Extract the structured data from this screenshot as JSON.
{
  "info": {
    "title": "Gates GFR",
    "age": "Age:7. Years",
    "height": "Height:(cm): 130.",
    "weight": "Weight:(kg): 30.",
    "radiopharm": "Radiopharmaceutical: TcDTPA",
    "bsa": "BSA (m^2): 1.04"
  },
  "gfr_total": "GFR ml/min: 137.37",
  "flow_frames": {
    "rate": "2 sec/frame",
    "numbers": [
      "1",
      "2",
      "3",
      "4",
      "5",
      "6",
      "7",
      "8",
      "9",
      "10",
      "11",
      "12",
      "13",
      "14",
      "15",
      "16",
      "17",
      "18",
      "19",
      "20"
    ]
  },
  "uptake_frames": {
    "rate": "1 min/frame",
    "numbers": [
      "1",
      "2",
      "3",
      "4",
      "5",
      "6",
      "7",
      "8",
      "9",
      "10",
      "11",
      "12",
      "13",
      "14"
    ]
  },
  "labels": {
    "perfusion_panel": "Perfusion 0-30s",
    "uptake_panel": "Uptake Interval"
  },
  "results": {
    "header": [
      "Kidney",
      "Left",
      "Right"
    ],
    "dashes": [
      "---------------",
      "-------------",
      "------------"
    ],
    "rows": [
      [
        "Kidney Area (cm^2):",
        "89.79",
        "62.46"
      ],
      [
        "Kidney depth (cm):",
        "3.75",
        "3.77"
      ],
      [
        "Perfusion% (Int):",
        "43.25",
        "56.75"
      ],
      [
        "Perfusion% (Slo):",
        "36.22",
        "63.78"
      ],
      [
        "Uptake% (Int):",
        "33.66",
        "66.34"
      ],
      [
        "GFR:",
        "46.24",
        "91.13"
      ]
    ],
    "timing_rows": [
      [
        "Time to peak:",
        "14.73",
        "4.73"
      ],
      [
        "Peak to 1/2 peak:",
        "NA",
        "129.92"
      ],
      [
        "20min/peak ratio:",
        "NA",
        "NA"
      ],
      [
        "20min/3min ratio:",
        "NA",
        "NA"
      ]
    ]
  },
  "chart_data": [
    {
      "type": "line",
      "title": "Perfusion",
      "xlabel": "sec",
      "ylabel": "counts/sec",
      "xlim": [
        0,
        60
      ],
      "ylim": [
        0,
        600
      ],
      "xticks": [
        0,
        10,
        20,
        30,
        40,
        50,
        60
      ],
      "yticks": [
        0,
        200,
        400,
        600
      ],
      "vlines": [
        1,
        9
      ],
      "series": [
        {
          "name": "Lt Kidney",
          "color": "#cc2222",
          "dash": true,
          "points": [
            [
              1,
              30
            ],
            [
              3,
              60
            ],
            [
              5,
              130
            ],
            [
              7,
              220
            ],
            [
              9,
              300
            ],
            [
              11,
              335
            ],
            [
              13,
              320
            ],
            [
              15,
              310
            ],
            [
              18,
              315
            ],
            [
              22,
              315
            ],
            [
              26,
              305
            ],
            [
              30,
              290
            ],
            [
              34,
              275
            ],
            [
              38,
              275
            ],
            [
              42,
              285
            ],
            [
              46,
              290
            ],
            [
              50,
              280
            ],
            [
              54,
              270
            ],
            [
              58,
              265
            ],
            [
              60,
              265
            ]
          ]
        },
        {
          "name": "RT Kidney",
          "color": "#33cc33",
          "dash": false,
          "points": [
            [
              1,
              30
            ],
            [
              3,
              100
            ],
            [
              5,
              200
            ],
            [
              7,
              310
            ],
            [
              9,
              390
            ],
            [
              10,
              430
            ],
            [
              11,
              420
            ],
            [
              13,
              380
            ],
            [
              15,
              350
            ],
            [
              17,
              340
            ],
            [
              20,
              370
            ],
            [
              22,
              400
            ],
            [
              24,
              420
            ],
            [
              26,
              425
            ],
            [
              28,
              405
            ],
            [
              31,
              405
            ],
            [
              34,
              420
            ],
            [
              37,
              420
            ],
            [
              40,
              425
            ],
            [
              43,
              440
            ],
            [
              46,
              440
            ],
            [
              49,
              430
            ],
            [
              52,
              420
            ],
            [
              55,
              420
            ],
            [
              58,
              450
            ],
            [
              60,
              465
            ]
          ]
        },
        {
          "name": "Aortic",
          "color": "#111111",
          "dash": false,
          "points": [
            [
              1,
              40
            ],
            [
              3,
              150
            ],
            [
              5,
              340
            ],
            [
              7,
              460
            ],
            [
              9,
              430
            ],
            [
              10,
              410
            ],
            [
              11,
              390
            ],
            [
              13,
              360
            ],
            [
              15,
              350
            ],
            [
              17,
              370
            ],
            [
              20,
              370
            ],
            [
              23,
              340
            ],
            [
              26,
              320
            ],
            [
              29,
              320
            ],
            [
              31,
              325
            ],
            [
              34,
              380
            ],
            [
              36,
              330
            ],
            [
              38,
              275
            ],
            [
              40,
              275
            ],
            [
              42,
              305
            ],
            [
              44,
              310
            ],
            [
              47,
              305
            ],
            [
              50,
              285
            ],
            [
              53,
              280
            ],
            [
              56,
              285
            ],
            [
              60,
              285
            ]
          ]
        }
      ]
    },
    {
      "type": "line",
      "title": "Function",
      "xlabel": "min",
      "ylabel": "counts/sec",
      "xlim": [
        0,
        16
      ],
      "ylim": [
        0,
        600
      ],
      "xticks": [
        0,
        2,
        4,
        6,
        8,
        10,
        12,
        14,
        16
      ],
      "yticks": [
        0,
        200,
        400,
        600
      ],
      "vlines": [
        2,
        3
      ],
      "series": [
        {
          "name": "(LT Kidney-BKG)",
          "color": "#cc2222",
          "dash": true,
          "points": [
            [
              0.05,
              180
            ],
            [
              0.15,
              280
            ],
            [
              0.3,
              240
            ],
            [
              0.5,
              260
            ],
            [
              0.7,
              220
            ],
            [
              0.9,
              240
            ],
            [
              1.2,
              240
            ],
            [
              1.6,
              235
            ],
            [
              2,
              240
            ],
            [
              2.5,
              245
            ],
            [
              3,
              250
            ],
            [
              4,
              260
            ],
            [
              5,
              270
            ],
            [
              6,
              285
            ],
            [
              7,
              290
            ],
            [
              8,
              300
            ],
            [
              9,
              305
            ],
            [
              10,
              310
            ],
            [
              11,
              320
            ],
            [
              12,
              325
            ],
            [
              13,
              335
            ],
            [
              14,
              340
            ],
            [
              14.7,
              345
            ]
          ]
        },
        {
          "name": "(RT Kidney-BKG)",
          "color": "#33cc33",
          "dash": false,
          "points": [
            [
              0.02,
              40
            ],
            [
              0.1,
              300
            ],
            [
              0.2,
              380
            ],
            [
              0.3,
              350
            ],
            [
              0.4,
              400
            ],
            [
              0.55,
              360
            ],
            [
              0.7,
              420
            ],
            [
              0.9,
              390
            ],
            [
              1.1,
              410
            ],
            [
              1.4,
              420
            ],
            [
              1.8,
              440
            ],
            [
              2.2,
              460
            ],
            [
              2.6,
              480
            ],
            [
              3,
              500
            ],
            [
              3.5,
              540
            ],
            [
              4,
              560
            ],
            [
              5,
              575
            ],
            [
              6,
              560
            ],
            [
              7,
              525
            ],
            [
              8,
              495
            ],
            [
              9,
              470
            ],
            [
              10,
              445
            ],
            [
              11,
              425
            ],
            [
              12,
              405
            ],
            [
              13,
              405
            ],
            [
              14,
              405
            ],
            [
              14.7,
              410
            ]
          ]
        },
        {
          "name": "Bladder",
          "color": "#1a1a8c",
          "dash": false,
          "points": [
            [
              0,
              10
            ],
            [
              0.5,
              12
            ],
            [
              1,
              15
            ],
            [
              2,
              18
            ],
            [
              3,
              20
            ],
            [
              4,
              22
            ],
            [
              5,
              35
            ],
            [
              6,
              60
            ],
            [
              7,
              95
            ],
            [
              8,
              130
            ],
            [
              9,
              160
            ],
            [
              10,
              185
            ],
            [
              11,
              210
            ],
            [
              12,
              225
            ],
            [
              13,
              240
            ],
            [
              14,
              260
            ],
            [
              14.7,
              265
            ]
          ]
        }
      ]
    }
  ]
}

_ _ _ _ _

• Problem
A line counts if it holds the word "name". Work out how many lines in the listing count, and give only that number.

• Complete output
6